• Extract
────────────────
Save Our Souls for city in limbo People not properly wearing face masks

Stephen Mpofu, Perspective
Bulawayo, Zimbabwe’s industrial hub is in dire stress Covid-19 wise and therefore requires urgent action by the powers-that-be to rescue the beleaguered population in the city of Kings and Queens; otherwise worse, or the worst looms in the air for the citizenry in dire stress.

A report published in this newspaper two days ago could not have painted a gloomier picture when reporting that of all provinces in Zimbabwe, Bulawayo recorded more than 10 percent increase in new Covid-19 cases in the past two weeks.

Have city adults thrown masks to the wind with thumbs down on social distancing, sanitisers as well as washing of hands — protocols recommended by the World Health Organisation and our Government, and in the process putting younger people who are less responsible for their safety in greater danger with reports of the coronavirus upsurge coming from learning institutions in the city?

World Health Organisation

Or are city health monitors and those supervising them from the Government sleeping on the job, or what is to be blamed for the laissez-faire in point which, with no immediate intervention from the powers-that-be might cost not only the education of children but worse still the lives of the young stock who are the future leaders of our motherland?

Earlier this year this column carried a report from a neighbouring country to the South to the effect that some residents from that nation who were infected with the coronavirus travelled to and fro across borders apparently without fear, or seeking medical attention at home.

This column warned that it might be just a matter of time before the we-don’t-care travellers aggravated the Covid-19 pandemic in our country as we now have it according to the discourse above.
────────────────
• What to work on
1) According to the Bulawayo article, by how much did new Covid-19 cases in Bulawayo increase over the past two weeks?
2) List the Covid-19 protocols that the Bulawayo article says are recommended by the World Health Organisation and the Government.
The recorded data that follows is unrelated to the Bulawayo article and plays no part here.

• Recorded data
────────────────
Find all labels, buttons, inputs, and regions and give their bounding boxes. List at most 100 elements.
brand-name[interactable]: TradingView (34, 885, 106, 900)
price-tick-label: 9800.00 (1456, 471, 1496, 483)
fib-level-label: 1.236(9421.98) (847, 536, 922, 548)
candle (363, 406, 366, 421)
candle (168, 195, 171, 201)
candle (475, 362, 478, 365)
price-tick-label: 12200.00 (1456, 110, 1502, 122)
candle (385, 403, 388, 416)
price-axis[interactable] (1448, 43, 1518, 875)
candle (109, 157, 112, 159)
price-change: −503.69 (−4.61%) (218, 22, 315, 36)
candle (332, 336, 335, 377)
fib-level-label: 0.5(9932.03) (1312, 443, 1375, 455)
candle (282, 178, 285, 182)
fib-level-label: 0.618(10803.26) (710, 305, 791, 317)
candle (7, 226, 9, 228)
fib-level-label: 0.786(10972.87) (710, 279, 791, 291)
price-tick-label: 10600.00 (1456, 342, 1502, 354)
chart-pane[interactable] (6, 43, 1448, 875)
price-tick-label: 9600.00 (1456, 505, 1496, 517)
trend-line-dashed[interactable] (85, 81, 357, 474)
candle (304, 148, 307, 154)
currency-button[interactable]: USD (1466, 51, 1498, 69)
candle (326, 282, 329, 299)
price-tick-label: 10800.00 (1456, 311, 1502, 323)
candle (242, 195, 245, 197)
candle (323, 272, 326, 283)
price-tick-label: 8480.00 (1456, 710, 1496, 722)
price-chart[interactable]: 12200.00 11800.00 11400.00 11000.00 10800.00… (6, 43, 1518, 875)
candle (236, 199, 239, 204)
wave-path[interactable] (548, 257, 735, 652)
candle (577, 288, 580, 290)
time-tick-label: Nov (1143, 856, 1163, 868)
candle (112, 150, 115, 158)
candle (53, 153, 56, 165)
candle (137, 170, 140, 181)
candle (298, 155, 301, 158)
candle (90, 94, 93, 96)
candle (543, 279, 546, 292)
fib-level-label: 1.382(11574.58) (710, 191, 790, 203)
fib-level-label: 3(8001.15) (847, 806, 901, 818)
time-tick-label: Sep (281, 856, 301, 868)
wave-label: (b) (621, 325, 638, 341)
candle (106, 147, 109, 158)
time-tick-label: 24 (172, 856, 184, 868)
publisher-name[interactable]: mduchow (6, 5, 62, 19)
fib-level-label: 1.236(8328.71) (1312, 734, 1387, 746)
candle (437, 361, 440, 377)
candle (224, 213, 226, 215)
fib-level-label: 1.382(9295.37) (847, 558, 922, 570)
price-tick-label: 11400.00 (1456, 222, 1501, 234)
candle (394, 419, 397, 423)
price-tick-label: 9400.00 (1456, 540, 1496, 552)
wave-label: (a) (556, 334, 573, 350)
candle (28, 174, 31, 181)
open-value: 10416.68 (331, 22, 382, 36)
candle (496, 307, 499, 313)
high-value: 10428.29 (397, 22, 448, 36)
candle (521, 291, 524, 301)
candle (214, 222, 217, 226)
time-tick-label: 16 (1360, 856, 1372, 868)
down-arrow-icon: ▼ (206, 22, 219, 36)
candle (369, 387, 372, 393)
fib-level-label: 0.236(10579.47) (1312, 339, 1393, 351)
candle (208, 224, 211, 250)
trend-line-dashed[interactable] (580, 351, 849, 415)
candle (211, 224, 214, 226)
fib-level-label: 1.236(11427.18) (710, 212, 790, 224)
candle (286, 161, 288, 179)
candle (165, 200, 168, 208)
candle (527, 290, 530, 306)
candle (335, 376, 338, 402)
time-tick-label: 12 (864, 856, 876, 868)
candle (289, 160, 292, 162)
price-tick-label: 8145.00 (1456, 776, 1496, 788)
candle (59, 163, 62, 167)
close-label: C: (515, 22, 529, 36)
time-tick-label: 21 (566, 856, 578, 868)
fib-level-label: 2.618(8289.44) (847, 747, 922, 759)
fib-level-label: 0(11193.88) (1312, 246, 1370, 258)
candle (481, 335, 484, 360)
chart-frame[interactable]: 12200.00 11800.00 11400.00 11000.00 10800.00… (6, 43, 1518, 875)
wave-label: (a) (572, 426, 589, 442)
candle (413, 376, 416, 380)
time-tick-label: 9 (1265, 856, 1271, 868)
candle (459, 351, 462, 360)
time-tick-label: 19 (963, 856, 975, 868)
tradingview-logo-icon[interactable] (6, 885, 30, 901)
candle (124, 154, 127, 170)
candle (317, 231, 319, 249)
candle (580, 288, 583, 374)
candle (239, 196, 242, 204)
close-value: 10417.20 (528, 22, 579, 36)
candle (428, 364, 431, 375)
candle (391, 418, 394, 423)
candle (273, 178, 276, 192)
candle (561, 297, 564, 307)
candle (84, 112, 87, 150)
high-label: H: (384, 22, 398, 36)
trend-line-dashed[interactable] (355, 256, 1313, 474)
────────────────
• Responses per task
1) More than 10 percent.

2) Masks, social distancing, sanitisers, and washing of hands.